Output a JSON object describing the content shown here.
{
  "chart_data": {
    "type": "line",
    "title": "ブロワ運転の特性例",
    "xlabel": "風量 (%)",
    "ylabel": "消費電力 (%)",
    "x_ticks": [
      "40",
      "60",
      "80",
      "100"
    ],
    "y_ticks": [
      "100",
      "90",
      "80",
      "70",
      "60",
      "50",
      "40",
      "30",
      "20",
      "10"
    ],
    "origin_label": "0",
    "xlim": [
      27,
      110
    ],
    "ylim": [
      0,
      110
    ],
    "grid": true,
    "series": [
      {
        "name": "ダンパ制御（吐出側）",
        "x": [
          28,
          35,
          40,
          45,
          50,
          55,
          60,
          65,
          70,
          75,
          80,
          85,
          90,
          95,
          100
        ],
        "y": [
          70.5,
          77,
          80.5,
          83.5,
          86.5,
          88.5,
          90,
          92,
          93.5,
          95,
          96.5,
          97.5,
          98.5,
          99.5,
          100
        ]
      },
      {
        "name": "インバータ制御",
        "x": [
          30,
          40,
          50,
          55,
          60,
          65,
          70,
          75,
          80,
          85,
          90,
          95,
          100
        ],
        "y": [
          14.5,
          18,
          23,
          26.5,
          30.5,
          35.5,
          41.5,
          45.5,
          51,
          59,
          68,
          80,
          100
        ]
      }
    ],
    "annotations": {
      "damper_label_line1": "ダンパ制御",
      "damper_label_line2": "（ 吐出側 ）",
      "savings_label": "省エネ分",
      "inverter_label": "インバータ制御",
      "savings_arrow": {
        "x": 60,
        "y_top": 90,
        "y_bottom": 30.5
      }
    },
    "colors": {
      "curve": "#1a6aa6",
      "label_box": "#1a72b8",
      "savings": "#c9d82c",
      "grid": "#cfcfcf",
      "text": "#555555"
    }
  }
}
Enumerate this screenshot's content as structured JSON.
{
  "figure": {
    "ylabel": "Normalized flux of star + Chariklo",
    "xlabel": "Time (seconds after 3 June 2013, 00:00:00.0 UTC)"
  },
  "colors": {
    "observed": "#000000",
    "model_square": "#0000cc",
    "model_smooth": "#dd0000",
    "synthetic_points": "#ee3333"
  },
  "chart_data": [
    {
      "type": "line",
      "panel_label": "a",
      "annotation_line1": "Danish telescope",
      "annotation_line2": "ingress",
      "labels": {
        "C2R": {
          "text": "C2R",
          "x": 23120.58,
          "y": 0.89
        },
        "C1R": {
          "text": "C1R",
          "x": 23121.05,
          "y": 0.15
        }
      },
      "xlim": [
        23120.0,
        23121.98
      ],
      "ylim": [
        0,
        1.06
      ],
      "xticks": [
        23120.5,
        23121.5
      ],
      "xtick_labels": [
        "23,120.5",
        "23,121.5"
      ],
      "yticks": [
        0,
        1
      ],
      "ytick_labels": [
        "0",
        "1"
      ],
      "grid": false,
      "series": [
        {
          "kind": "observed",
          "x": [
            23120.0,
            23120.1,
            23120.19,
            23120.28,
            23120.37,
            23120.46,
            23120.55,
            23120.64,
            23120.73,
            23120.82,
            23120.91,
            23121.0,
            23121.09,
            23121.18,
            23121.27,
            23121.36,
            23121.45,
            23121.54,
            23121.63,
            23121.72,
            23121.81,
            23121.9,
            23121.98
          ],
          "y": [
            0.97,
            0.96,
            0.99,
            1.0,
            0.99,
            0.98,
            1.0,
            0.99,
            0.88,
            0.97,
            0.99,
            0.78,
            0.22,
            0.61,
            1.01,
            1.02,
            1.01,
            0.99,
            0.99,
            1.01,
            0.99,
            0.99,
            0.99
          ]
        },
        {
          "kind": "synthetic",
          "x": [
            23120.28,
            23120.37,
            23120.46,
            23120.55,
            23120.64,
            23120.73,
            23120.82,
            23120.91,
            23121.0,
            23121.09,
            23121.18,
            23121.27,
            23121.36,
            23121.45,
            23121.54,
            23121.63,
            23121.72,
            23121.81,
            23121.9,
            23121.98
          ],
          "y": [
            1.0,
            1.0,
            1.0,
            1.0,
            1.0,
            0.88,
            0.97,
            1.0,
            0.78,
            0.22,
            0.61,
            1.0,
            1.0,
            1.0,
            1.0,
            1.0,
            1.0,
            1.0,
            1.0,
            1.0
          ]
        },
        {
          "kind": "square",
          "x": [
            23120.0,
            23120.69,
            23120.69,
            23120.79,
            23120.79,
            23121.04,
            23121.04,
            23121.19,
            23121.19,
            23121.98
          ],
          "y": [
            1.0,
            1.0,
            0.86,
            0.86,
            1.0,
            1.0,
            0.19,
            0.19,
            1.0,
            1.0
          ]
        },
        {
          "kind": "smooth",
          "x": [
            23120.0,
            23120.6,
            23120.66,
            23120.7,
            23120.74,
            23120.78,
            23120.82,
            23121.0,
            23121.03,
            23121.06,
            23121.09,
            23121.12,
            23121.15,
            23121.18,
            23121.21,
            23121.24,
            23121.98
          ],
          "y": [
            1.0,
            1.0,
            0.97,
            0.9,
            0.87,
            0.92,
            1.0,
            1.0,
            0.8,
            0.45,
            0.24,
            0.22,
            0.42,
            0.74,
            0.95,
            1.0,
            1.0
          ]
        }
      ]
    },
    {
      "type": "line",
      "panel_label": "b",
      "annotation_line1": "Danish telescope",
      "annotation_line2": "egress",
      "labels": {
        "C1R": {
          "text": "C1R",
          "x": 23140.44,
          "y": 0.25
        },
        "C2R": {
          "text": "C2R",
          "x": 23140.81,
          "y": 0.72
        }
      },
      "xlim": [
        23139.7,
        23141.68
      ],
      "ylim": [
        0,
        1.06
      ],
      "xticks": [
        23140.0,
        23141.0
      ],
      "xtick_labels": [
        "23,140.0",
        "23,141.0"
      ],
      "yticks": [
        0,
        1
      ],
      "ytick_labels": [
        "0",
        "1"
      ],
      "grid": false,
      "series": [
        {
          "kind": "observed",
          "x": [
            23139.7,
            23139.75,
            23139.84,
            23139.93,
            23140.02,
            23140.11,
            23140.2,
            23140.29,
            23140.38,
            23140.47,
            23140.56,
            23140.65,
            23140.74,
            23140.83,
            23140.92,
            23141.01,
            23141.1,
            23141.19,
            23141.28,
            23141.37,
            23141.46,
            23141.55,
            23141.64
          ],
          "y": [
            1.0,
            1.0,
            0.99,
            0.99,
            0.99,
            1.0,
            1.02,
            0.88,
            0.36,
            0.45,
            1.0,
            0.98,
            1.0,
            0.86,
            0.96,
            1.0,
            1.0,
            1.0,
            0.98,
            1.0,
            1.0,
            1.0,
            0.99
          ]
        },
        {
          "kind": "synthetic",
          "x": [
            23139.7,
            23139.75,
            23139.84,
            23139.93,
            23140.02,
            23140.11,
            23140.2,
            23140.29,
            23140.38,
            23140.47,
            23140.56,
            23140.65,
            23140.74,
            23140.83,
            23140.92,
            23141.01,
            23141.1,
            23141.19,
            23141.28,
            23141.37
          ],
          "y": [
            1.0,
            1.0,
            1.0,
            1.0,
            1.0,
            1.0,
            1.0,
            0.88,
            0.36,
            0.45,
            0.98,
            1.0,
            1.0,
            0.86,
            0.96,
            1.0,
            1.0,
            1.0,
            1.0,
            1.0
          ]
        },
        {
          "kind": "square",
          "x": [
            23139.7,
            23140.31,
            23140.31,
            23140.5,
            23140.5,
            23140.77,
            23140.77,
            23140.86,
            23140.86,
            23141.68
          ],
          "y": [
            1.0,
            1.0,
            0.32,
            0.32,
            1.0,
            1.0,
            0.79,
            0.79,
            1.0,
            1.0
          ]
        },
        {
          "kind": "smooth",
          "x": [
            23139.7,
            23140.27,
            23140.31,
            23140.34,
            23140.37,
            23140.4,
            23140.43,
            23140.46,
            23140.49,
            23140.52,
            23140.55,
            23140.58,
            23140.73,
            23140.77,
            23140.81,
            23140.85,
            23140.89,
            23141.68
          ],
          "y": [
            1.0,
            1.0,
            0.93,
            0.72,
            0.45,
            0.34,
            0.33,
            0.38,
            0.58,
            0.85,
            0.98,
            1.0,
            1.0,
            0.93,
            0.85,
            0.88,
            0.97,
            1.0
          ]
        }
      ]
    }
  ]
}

###

Task description:
Gather up the lines containing the word "JSON" from these records and copy them.

Result of the task:
Output a JSON object describing the content shown here.
Enumerate this screenshot's content as structured JSON.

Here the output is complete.